## [SHORT EXERCISE 1]
Reproduce word for word the part of the Arlington Heights news passage starting at "More than 4,000" and ending at "the last attack.".
## [SHORT EXERCISE 2]
Write the next part of the Arlington Heights news passage, picking up after its final sentence.

## [TEXT SHOWN]
* * * * * * *

Arlington Heights police are trying to figure out how the attacker selected
his latest victim. The woman, who had been living in the country for about
three years, had just moved with her fiance a few weeks ago into the
Arlington Heights apartment, police said.

"That's the big secret," DuFloth said. "How does this guy choose his
victims?"

Arlington Heights police said they were unaware there were many Asians
living at the Lincoln Square Apartments.

"Quite frankly, we were a little bit surprised," DuFloth said. "As we were
doing a neighborhood canvas we noticed there were a lot of Oriental-type
names on the mail boxes."

More than 4,000 of the village's 81,000 residents are of Asian descent.
Awareness in the Asian community about the attacks continues to be high even
though it had been more than five weeks since the last attack.

"The victim realized this was the guy right away," DuFloth said. "I think it
had helped that she had seen those fliers so recently."

* * * * * * *

## [RECORDS SHOWN]

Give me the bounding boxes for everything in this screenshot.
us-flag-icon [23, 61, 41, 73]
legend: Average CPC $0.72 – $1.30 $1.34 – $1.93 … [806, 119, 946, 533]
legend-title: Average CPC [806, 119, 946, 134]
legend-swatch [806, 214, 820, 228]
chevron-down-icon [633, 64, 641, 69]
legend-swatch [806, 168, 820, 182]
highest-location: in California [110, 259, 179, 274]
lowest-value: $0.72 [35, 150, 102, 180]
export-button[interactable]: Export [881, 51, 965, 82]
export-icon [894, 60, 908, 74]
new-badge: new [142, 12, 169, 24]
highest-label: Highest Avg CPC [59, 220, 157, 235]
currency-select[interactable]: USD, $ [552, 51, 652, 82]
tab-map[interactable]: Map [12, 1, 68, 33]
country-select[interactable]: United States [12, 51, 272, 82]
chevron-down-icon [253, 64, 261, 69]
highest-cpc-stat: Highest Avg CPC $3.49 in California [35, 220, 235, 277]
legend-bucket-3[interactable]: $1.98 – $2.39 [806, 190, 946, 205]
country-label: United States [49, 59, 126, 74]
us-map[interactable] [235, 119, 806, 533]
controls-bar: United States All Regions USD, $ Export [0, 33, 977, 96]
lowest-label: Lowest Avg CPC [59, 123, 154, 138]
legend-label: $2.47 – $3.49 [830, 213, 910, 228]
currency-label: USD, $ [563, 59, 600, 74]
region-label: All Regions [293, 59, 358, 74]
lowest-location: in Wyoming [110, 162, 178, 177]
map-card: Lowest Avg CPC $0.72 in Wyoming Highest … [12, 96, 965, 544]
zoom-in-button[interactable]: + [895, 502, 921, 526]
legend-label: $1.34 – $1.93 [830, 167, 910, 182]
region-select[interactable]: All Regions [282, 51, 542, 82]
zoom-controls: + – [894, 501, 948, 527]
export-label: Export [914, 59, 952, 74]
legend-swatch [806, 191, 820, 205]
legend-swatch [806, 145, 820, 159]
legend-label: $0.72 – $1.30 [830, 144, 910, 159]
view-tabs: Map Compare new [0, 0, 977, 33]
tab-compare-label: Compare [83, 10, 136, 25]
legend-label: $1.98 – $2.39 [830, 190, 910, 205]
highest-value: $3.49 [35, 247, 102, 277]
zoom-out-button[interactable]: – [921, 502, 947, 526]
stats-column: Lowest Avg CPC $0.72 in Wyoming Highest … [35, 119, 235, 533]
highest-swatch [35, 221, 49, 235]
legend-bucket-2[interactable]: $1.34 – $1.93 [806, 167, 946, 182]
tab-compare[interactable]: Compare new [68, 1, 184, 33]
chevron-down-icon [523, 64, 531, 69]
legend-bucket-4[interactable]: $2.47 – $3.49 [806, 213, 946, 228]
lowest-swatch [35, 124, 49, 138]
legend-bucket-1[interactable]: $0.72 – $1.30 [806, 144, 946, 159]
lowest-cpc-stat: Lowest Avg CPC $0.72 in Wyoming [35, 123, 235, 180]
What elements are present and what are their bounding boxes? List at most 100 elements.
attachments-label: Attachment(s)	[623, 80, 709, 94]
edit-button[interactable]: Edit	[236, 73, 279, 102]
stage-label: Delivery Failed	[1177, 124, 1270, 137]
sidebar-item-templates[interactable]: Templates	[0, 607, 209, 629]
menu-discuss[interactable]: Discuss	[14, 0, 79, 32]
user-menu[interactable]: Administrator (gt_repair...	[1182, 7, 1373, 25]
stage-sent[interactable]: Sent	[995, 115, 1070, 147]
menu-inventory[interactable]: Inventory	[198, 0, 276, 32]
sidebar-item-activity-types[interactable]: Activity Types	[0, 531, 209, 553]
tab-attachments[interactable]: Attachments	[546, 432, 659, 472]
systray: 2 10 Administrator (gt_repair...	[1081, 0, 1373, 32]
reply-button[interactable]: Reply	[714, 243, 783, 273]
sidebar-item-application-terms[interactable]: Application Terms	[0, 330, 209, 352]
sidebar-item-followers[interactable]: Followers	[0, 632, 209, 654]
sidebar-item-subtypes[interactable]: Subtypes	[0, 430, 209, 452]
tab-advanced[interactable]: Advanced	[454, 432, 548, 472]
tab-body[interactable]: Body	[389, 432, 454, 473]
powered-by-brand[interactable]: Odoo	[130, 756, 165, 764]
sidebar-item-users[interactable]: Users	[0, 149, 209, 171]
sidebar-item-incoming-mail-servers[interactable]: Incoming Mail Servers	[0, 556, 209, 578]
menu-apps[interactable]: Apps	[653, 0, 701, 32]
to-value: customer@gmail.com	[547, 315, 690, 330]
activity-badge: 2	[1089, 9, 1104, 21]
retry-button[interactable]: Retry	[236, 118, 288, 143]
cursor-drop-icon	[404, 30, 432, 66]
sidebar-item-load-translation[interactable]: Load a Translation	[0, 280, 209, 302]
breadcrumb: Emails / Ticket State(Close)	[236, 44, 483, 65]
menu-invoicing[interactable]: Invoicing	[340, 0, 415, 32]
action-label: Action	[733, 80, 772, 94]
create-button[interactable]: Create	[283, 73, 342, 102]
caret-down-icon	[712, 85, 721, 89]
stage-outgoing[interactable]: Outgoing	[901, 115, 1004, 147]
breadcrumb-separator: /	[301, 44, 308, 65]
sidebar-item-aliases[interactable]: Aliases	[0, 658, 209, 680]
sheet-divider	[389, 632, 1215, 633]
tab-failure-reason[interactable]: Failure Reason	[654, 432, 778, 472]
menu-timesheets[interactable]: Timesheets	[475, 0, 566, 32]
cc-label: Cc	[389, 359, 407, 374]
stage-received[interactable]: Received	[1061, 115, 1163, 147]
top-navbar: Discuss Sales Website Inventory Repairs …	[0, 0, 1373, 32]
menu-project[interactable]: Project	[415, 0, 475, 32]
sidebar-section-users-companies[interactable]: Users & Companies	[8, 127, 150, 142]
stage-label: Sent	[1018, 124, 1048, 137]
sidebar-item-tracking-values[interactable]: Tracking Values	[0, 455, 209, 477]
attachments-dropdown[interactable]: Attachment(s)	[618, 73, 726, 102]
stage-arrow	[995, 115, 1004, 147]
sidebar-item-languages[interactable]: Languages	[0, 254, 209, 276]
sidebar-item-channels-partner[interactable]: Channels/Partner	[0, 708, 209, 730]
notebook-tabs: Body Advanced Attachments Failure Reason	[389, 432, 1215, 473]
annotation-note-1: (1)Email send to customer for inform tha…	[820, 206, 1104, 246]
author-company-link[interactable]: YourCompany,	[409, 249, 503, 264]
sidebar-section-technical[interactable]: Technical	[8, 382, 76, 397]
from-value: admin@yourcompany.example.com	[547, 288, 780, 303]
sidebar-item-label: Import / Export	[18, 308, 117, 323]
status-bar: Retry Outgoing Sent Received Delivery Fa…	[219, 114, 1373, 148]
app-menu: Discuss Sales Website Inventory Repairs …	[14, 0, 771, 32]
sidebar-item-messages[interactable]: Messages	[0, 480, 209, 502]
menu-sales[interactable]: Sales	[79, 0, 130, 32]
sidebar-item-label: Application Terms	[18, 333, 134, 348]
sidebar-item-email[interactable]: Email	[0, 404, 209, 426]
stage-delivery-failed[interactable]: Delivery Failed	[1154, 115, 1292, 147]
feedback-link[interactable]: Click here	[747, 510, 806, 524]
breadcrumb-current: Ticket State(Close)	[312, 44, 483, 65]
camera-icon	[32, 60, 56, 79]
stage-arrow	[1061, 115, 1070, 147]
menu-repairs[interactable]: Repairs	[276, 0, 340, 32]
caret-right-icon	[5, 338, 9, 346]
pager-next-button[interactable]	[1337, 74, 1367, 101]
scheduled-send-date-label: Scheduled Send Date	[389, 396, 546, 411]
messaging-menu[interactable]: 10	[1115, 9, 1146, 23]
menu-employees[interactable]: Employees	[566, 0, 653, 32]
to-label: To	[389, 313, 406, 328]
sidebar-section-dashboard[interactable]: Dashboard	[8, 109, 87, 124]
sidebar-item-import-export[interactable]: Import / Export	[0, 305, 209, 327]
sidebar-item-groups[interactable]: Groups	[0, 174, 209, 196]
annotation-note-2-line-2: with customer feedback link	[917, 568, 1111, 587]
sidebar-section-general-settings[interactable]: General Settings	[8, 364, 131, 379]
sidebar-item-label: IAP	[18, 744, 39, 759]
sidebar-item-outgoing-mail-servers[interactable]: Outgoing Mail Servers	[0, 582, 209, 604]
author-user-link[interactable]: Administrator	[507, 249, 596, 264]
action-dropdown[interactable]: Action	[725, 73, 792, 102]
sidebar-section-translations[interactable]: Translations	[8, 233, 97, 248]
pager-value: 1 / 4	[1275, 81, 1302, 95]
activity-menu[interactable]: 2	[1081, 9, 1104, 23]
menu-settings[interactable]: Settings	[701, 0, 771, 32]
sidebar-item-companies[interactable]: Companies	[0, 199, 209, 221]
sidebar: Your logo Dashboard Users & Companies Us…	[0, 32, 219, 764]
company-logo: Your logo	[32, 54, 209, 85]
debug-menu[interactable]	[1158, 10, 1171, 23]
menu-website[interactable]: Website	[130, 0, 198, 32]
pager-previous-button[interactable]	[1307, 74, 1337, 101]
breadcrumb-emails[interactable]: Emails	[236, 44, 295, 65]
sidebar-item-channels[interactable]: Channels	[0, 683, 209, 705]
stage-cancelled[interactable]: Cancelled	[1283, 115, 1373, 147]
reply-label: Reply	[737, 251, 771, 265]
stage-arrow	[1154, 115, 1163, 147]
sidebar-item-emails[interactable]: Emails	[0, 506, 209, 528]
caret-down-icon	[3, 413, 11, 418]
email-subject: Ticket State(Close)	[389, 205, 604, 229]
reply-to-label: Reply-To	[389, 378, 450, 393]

* * * * * * *

## [WRITTEN REPLY 1]
More than 4,000 of the village's 81,000 residents are of Asian descent.
Awareness in the Asian community about the attacks continues to be high even
though it had been more than five weeks since the last attack.

## [WRITTEN REPLY 2]
Mount Prospect police officer William A. Roscop said he thought the lull
between incidents meant that heavy press coverage of the past few attacks
had driven the suspect away, or at least underground.

When Roscop got word of the latest attack, it bothered him.

"We're basically being challenged by this man," Roscop continued. "Who's the
better man, me the police officer or you the offender?"

Since Wednesday's attack, the Arlington Heights police department has
assigned a team of 10 investigators to work on the case. Officers have
already been going door to door at the apartment complex handing out police
fliers with a composite sketch of the attacker.

The victim's description of her attacker matches those from other attacks.
Police are working with the victim to create a composite sketch from the
latest attack.

The man is described as about 6 feet tall, 210 to 225 pounds, with short
curly black hair. In Wednesday's attack, the victim said the man was wearing
sunglasses, a blue dress shirt, dark blue dress pants, with a black backpack
slung over his shoulder.

Roscop said every cop in the state wants to be the one who arrests the
suspect.

"Right now there's not a police officer worth his badge that doesn't want to
make this arrest," Roscop said. "Right now, catching this guy would be like
hitting that game winning home run in the bottom of the ninth inning to win
the World Series."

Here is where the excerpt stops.